Figure contents as structured data
──────────────────────────────

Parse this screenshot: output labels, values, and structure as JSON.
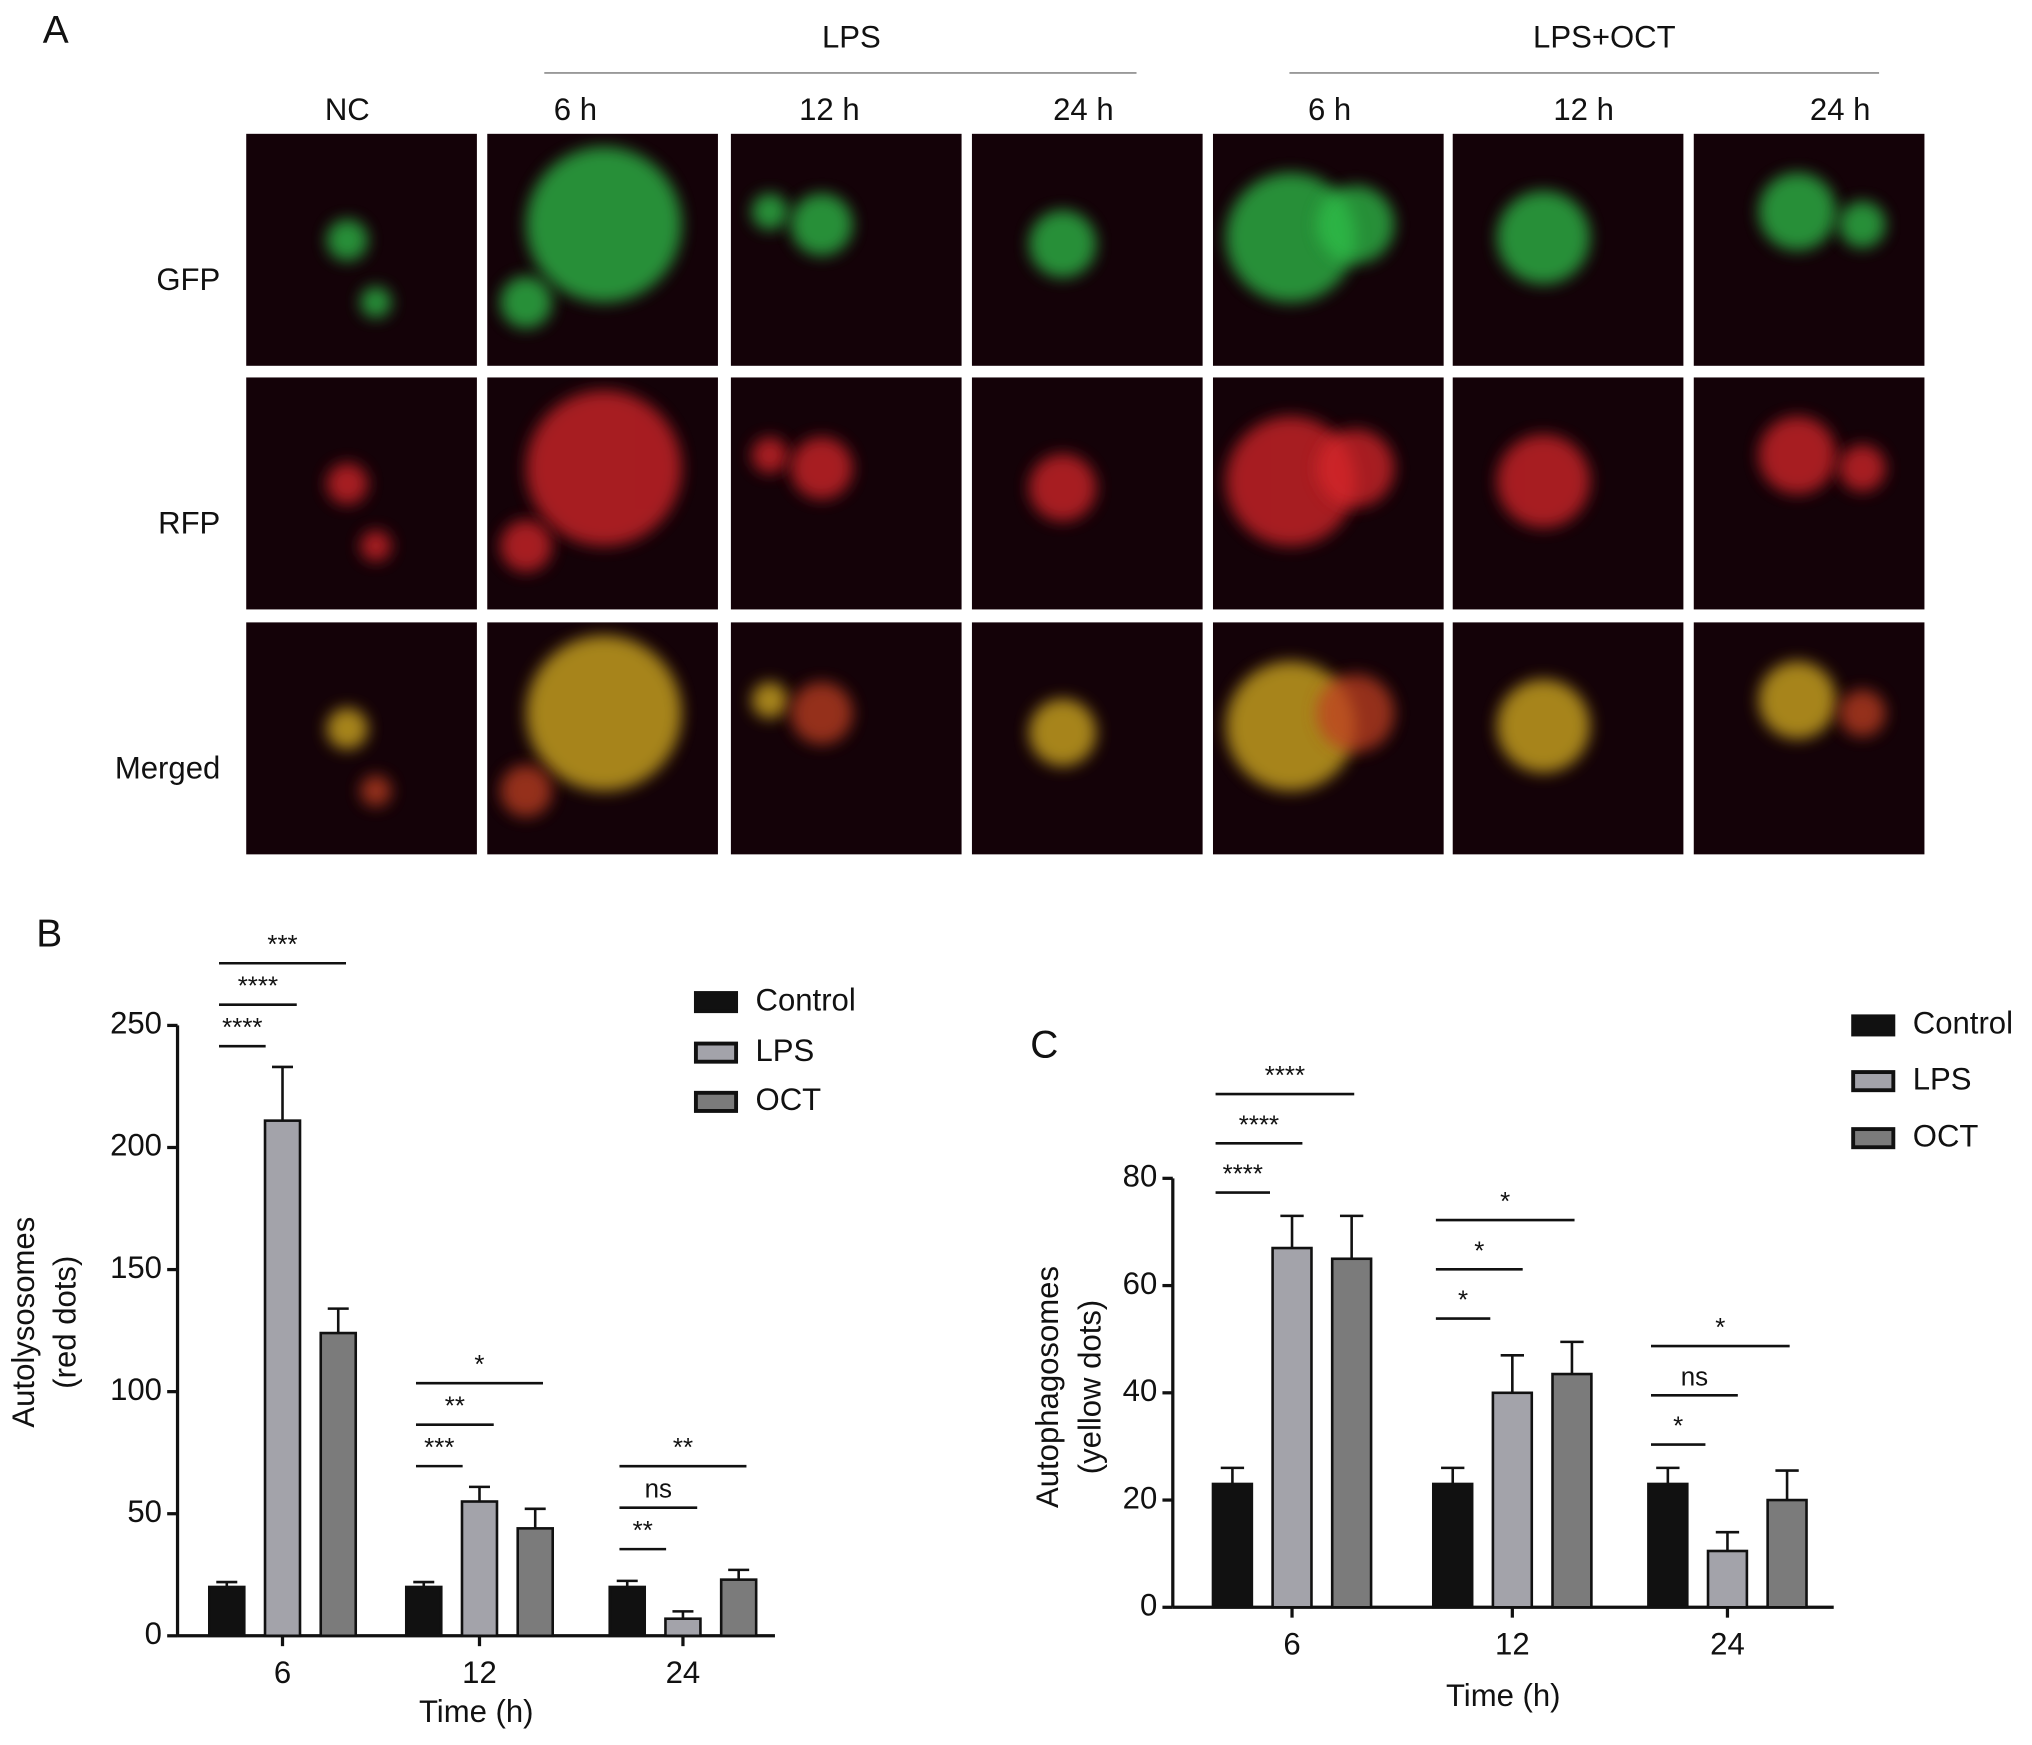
{
  "panel_labels": [
    "A",
    "B",
    "C"
  ],
  "panel_a": {
    "groups": [
      "LPS",
      "LPS+OCT"
    ],
    "columns": [
      "NC",
      "6 h",
      "12 h",
      "24 h",
      "6 h",
      "12 h",
      "24 h"
    ],
    "rows": [
      "GFP",
      "RFP",
      "Merged"
    ]
  },
  "chart_data": [
    {
      "type": "bar",
      "y_label": [
        "Autolysosomes",
        "(red dots)"
      ],
      "x_label": "Time (h)",
      "categories": [
        "6",
        "12",
        "24"
      ],
      "series": [
        {
          "name": "Control",
          "color": "#111111",
          "values": [
            20,
            20,
            20
          ],
          "errors": [
            2,
            2,
            2.5
          ]
        },
        {
          "name": "LPS",
          "color": "#a3a3aa",
          "values": [
            211,
            55,
            7
          ],
          "errors": [
            22,
            6,
            3
          ]
        },
        {
          "name": "OCT",
          "color": "#7b7b7b",
          "values": [
            124,
            44,
            23
          ],
          "errors": [
            10,
            8,
            4
          ]
        }
      ],
      "ylim": [
        0,
        250
      ],
      "yticks": [
        0,
        50,
        100,
        150,
        200,
        250
      ],
      "significance": [
        [
          "****",
          "****",
          "***"
        ],
        [
          "***",
          "**",
          "*"
        ],
        [
          "**",
          "ns",
          "**"
        ]
      ]
    },
    {
      "type": "bar",
      "y_label": [
        "Autophagosomes",
        "(yellow dots)"
      ],
      "x_label": "Time (h)",
      "categories": [
        "6",
        "12",
        "24"
      ],
      "series": [
        {
          "name": "Control",
          "color": "#111111",
          "values": [
            23,
            23,
            23
          ],
          "errors": [
            3,
            3,
            3
          ]
        },
        {
          "name": "LPS",
          "color": "#a3a3aa",
          "values": [
            67,
            40,
            10.5
          ],
          "errors": [
            6,
            7,
            3.5
          ]
        },
        {
          "name": "OCT",
          "color": "#7b7b7b",
          "values": [
            65,
            43.5,
            20
          ],
          "errors": [
            8,
            6,
            5.5
          ]
        }
      ],
      "ylim": [
        0,
        80
      ],
      "yticks": [
        0,
        20,
        40,
        60,
        80
      ],
      "significance": [
        [
          "****",
          "****",
          "****"
        ],
        [
          "*",
          "*",
          "*"
        ],
        [
          "*",
          "ns",
          "*"
        ]
      ]
    }
  ]
}
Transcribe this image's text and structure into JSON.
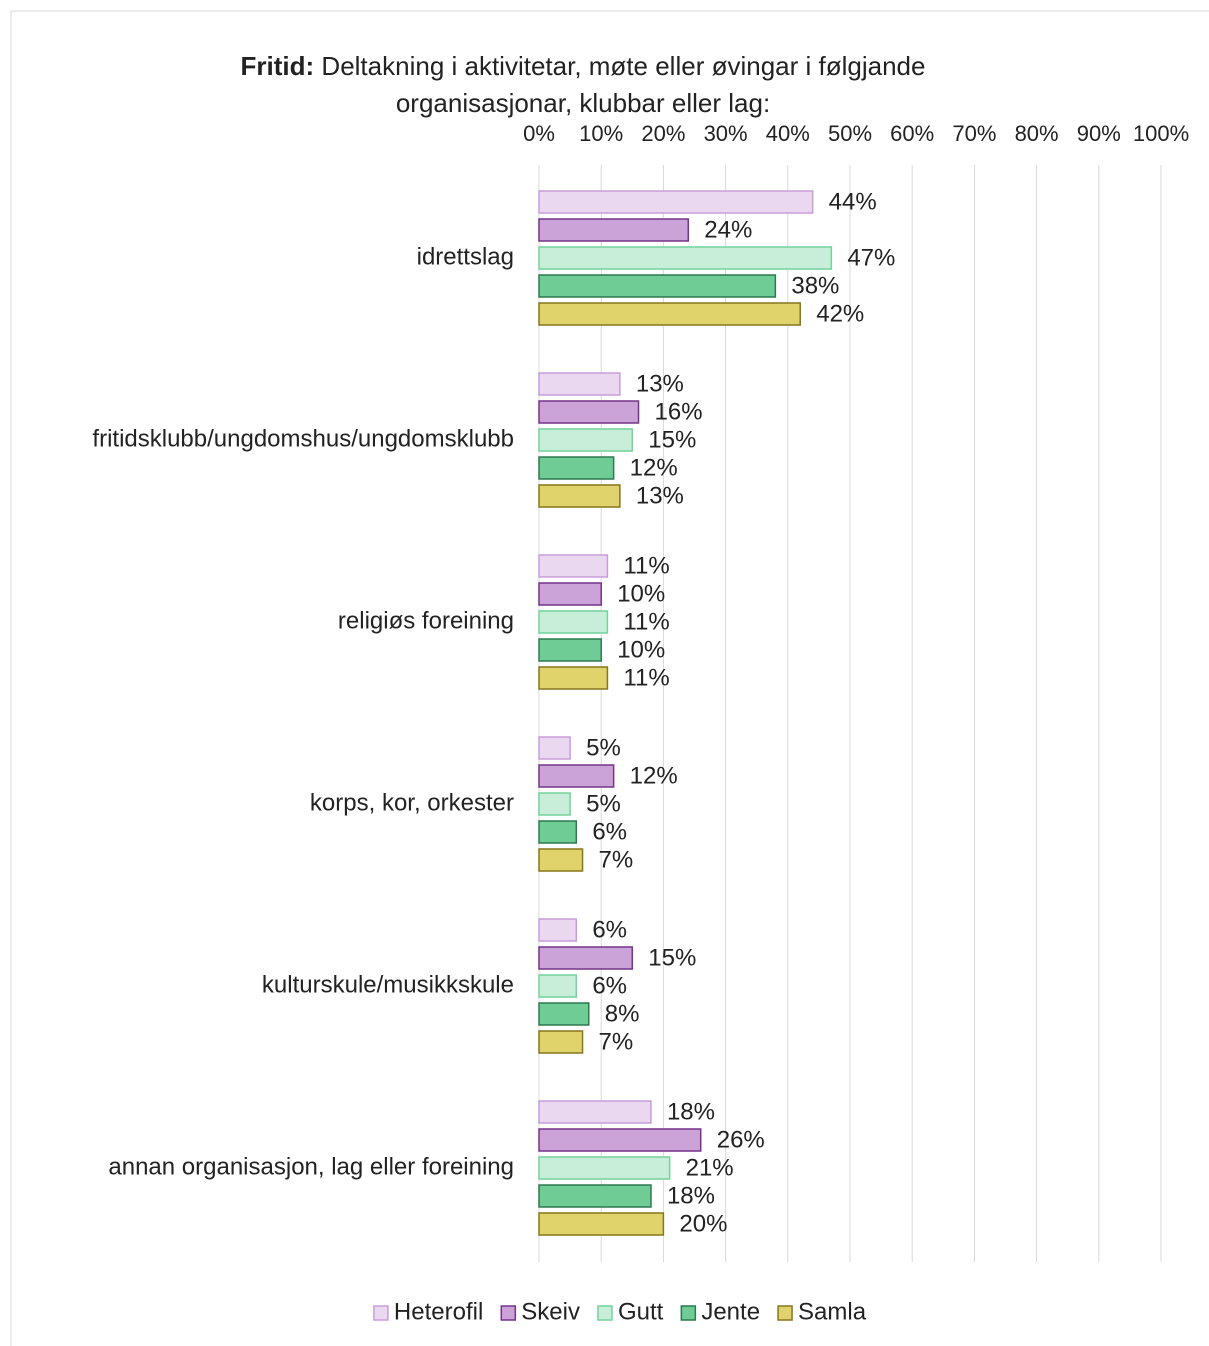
{
  "chart_data": {
    "type": "barh",
    "title_lead": "Fritid:",
    "title": "Deltakning i aktivitetar, møte eller øvingar i følgjande organisasjonar, klubbar eller lag:",
    "categories": [
      "idrettslag",
      "fritidsklubb/ungdomshus/ungdomsklubb",
      "religiøs foreining",
      "korps, kor, orkester",
      "kulturskule/musikkskule",
      "annan organisasjon, lag eller foreining"
    ],
    "series": [
      {
        "name": "Heterofil",
        "color": "#ead7f0",
        "edgecolor": "#c99dd8",
        "values": [
          44,
          13,
          11,
          5,
          6,
          18
        ],
        "value_labels": [
          "44%",
          "13%",
          "11%",
          "5%",
          "6%",
          "18%"
        ]
      },
      {
        "name": "Skeiv",
        "color": "#cba3d8",
        "edgecolor": "#74348a",
        "values": [
          24,
          16,
          10,
          12,
          15,
          26
        ],
        "value_labels": [
          "24%",
          "16%",
          "10%",
          "12%",
          "15%",
          "26%"
        ]
      },
      {
        "name": "Gutt",
        "color": "#c8eed9",
        "edgecolor": "#72d49c",
        "values": [
          47,
          15,
          11,
          5,
          6,
          21
        ],
        "value_labels": [
          "47%",
          "15%",
          "11%",
          "5%",
          "6%",
          "21%"
        ]
      },
      {
        "name": "Jente",
        "color": "#6fcc95",
        "edgecolor": "#2c7a4e",
        "values": [
          38,
          12,
          10,
          6,
          8,
          18
        ],
        "value_labels": [
          "38%",
          "12%",
          "10%",
          "6%",
          "8%",
          "18%"
        ]
      },
      {
        "name": "Samla",
        "color": "#e0d36b",
        "edgecolor": "#86761c",
        "values": [
          42,
          13,
          11,
          7,
          7,
          20
        ],
        "value_labels": [
          "42%",
          "13%",
          "11%",
          "7%",
          "7%",
          "20%"
        ]
      }
    ],
    "xlim": [
      0,
      100
    ],
    "xticks": [
      {
        "value": 0,
        "label": "0%"
      },
      {
        "value": 10,
        "label": "10%"
      },
      {
        "value": 20,
        "label": "20%"
      },
      {
        "value": 30,
        "label": "30%"
      },
      {
        "value": 40,
        "label": "40%"
      },
      {
        "value": 50,
        "label": "50%"
      },
      {
        "value": 60,
        "label": "60%"
      },
      {
        "value": 70,
        "label": "70%"
      },
      {
        "value": 80,
        "label": "80%"
      },
      {
        "value": 90,
        "label": "90%"
      },
      {
        "value": 100,
        "label": "100%"
      }
    ],
    "grid": true,
    "legend": "bottom"
  }
}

──────────────────────────────

Report only the number of lines in the records that include the word "name".

11